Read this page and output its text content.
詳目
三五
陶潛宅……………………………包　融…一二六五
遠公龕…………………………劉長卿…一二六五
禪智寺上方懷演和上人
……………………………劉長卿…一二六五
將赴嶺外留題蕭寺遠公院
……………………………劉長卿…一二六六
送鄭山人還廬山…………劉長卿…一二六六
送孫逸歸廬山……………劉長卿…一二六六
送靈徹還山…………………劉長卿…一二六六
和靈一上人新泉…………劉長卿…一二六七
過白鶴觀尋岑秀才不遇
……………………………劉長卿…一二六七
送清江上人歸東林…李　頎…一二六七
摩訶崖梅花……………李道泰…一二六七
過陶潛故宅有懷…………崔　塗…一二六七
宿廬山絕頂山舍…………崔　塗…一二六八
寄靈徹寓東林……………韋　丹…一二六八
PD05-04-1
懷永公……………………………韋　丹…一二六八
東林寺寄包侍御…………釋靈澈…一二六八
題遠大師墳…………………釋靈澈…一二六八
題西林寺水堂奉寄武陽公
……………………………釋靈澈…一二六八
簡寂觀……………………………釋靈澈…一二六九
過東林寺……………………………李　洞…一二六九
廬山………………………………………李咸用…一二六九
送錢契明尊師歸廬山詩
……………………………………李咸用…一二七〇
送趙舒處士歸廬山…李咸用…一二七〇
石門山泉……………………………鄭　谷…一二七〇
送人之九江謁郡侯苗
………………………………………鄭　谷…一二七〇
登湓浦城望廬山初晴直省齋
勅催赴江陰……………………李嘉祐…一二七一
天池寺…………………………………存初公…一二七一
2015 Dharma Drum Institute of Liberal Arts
_____
▸ Aim of the exercise: Go through the material and copy out every line with "一二六八" in it.

▸ Result of this task:
宿廬山絕頂山舍…………崔　塗…一二六八
寄靈徹寓東林……………韋　丹…一二六八
懷永公……………………………韋　丹…一二六八
東林寺寄包侍御…………釋靈澈…一二六八
題遠大師墳…………………釋靈澈…一二六八
……………………………釋靈澈…一二六八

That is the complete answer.